PROBLEM: Reproduce all of the data word for word.

[Records excerpted from a collection]
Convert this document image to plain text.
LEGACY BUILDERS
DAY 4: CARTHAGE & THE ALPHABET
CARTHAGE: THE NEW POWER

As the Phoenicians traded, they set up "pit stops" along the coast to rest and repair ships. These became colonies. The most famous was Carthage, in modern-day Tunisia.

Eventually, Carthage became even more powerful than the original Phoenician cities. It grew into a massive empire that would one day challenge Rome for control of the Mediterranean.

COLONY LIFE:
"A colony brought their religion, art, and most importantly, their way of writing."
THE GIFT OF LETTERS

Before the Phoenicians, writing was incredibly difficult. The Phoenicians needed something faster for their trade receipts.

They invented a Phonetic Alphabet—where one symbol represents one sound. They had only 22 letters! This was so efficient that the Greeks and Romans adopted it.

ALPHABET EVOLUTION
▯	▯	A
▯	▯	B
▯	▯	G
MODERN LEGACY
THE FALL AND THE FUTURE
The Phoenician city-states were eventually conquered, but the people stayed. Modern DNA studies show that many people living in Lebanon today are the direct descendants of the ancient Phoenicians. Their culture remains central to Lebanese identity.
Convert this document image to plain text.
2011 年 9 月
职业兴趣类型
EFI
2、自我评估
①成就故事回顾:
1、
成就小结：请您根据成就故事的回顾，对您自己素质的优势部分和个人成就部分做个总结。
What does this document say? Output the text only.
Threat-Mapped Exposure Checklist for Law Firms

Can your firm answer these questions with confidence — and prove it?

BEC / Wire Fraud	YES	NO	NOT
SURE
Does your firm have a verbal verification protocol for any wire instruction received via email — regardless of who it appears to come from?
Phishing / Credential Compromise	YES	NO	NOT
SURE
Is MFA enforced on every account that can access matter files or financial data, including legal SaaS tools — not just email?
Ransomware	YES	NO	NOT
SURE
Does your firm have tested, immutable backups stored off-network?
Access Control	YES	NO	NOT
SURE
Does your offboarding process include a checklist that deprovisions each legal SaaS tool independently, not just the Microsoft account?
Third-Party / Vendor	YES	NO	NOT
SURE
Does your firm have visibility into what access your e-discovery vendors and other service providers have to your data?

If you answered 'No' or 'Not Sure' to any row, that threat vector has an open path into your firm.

ANSWER TO THE TASK:
Convert this document image to plain text.
LEGACY BUILDERS
DAY 4: CARTHAGE & THE ALPHABET
CARTHAGE: THE NEW POWER

As the Phoenicians traded, they set up "pit stops" along the coast to rest and repair ships. These became colonies. The most famous was Carthage, in modern-day Tunisia.

Eventually, Carthage became even more powerful than the original Phoenician cities. It grew into a massive empire that would one day challenge Rome for control of the Mediterranean.

COLONY LIFE:
"A colony brought their religion, art, and most importantly, their way of writing."
THE GIFT OF LETTERS

Before the Phoenicians, writing was incredibly difficult. The Phoenicians needed something faster for their trade receipts.

They invented a Phonetic Alphabet—where one symbol represents one sound. They had only 22 letters! This was so efficient that the Greeks and Romans adopted it.

ALPHABET EVOLUTION
▯	▯	A
▯	▯	B
▯	▯	G
MODERN LEGACY
THE FALL AND THE FUTURE
The Phoenician city-states were eventually conquered, but the people stayed. Modern DNA studies show that many people living in Lebanon today are the direct descendants of the ancient Phoenicians. Their culture remains central to Lebanese identity.
Convert this document image to plain text.
2011 年 9 月
职业兴趣类型
EFI
2、自我评估
①成就故事回顾:
1、
成就小结：请您根据成就故事的回顾，对您自己素质的优势部分和个人成就部分做个总结。
What does this document say? Output the text only.
Threat-Mapped Exposure Checklist for Law Firms

Can your firm answer these questions with confidence — and prove it?

BEC / Wire Fraud	YES	NO	NOT
SURE
Does your firm have a verbal verification protocol for any wire instruction received via email — regardless of who it appears to come from?
Phishing / Credential Compromise	YES	NO	NOT
SURE
Is MFA enforced on every account that can access matter files or financial data, including legal SaaS tools — not just email?
Ransomware	YES	NO	NOT
SURE
Does your firm have tested, immutable backups stored off-network?
Access Control	YES	NO	NOT
SURE
Does your offboarding process include a checklist that deprovisions each legal SaaS tool independently, not just the Microsoft account?
Third-Party / Vendor	YES	NO	NOT
SURE
Does your firm have visibility into what access your e-discovery vendors and other service providers have to your data?

If you answered 'No' or 'Not Sure' to any row, that threat vector has an open path into your firm.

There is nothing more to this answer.